ЧТО ТРЕБУЕТСЯ
1. Перечислите всех людей, которые названы по фамилии в отрывке ниже.
2. Выпишите из отрывка ниже дословно фрагмент, начав со слов «Признаюсь, я в» и закончив словами «нельзя было вообразить.».

ТЕКСТ ДЛЯ ЧТЕНИЯ

Признаюсь, я в то время не верил, чтобы такое управление могло быть продолжительно. В виду страшной энергии, которую проявили разрушительные элементы после катастрофы 1 марта, казалось, едва ли будет достаточно всех сил русской земли, чтобы побороть все возрастающее зло. К внутренней неурядице присоединялось и напряженное внешнее положение. При громадных вооружениях Европы, ежеминутно можно было опасаться, что вспыхнет война, в которую мы волею или неволею будем вовлечены, и которая потребует от России неизмеримых жертв. При таких условиях выбор Толстого представлялся мне еще большим безумием, нежели возложение иностранных дел на ограниченного и дряблого Бирса и назначение ничтожнейшего полишинеля Делянова министром народного просвещения. Худшей комбинации нельзя было вообразить.
Все это я высказал в разговоре с Победоносцевым, который летом 1882 года приезжал на выставку и остался в Москве после отъезда царской фамилии. «Вы – единственный серьезный человек из всех окружающих царя, – сказал я ему; – вам он всего более доверяет. Вас, поэтому, Россия считает всего более ответственным за то, что совершается, с вас мы, русские люди, вправе требовать отчета. К чему вы нас привели? После 1 марта все единодушно готовы были столпиться около престола и следовать каждому мановению царя. А теперь в какое вы нас поставили положение? Вы окружили престол грязью, так что он весь ею обрызган; вы вытащили из тьмы всякое отребье и вверили ей управление Россией. Все порядочные люди принуждены отвернуться с негодованием. Вы восстаете против земского собора, но вы нас насильно наталкиваете на земский собор». «Земский собор, это – хаос!», – воскликнул он. «Знаю, что это хаос, – отвечал я; – но из хаоса выходит новый мир, а из гнилого дерева ничего не выйдет, кроме разложения». «Да кто же вам его даст?» Я схватил его за плечо: «Возьмем, Константин Петрович, возьмем. И для этого не нужно нам двинуть пальцем, достаточно сидеть открывши рот, и все будет в него падать само собою. Неужели вы в самом деле воображаете, что вы с вашею петербургскою гнилью в состоянии вывести Россию на правильный путь?»

НАБОР ДАННЫХ
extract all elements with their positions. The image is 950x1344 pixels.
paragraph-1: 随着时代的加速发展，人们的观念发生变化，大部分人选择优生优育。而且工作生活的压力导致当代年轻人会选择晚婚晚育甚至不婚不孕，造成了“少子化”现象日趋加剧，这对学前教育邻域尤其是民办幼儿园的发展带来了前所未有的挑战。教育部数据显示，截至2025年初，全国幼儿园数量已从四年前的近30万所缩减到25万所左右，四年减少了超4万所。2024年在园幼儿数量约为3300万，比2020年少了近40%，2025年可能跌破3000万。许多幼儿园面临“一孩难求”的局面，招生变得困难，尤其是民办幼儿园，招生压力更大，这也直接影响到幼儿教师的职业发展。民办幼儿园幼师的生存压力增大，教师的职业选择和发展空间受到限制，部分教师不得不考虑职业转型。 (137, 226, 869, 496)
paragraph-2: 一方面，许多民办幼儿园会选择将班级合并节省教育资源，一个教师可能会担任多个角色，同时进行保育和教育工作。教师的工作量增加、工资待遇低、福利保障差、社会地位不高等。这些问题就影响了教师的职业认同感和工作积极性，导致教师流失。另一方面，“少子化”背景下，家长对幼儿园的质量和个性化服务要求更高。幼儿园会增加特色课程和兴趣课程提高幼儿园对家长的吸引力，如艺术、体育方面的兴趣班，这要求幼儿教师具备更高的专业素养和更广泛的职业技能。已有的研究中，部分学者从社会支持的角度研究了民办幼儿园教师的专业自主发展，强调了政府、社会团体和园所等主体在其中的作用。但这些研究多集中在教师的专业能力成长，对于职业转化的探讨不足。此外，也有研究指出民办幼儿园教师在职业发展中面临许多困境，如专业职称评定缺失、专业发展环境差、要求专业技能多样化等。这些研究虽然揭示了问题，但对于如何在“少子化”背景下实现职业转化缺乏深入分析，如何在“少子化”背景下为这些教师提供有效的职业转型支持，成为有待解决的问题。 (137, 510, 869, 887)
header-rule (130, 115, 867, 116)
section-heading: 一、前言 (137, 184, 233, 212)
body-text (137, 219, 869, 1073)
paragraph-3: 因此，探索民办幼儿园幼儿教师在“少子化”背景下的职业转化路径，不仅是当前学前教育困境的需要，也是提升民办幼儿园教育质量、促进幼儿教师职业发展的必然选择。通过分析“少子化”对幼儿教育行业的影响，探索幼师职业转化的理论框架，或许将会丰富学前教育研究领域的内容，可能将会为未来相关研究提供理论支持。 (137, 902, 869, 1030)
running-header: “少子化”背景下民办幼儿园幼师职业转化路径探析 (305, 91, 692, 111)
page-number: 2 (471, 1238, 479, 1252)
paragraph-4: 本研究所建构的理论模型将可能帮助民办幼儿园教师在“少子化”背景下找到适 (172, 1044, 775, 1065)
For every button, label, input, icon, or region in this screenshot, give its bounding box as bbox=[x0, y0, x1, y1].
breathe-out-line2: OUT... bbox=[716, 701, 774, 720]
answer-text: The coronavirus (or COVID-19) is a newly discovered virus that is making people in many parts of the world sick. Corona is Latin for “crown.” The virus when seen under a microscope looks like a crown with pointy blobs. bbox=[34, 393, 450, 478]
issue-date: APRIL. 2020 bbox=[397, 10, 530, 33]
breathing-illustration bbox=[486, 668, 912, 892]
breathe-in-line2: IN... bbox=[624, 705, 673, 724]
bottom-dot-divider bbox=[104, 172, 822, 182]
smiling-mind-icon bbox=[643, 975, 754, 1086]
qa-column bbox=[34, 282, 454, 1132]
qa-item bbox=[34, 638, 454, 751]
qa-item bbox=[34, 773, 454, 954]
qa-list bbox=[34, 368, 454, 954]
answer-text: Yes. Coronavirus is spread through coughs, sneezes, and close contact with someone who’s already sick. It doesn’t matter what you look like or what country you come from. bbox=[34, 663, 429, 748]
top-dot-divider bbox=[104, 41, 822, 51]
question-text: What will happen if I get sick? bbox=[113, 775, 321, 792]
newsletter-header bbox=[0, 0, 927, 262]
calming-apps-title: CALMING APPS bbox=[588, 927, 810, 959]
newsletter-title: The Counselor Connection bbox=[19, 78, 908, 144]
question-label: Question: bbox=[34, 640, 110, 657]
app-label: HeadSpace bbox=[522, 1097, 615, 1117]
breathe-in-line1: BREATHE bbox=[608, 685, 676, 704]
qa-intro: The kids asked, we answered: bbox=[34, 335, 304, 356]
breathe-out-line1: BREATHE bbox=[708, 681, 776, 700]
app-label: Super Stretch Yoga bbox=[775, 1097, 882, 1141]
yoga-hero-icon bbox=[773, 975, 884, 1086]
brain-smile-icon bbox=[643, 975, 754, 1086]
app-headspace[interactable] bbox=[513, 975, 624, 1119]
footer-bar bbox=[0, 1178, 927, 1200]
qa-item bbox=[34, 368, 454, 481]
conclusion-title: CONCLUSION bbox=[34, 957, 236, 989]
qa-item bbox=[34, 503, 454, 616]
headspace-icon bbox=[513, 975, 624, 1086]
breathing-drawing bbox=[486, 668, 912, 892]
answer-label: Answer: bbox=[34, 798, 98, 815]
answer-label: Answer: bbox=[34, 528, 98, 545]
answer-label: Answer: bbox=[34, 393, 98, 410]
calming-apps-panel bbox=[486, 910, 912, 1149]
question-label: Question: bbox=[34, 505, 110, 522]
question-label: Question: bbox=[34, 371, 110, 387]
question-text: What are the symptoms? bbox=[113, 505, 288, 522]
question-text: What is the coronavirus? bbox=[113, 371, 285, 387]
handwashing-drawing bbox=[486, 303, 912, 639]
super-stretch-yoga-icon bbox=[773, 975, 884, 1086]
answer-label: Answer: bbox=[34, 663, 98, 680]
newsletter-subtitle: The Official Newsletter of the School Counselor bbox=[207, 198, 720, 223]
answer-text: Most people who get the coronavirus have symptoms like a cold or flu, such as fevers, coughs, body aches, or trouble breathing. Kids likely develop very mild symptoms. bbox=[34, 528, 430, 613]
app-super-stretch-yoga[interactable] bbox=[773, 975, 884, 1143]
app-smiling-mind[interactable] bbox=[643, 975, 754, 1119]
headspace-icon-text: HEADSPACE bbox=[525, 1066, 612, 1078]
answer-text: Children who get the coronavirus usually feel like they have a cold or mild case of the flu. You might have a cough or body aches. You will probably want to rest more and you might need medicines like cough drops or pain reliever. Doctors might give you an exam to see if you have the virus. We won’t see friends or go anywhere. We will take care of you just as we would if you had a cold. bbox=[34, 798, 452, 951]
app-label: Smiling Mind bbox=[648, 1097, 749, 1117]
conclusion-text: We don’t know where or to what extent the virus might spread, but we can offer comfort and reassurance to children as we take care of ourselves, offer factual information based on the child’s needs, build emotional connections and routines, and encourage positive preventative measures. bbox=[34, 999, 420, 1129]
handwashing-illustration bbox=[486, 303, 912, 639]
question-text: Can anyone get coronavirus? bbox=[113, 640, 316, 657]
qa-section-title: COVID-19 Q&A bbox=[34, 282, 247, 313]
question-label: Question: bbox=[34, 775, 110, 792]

ОТВЕТЫ ПО ПОРЯДКУ
1. Толстой, Бирс, Делянов, Победоносцев

2.
Признаюсь, я в то время не верил, чтобы такое управление могло быть продолжительно. В виду страшной энергии, которую проявили разрушительные элементы после катастрофы 1 марта, казалось, едва ли будет достаточно всех сил русской земли, чтобы побороть все возрастающее зло. К внутренней неурядице присоединялось и напряженное внешнее положение. При громадных вооружениях Европы, ежеминутно можно было опасаться, что вспыхнет война, в которую мы волею или неволею будем вовлечены, и которая потребует от России неизмеримых жертв. При таких условиях выбор Толстого представлялся мне еще большим безумием, нежели возложение иностранных дел на ограниченного и дряблого Бирса и назначение ничтожнейшего полишинеля Делянова министром народного просвещения. Худшей комбинации нельзя было вообразить.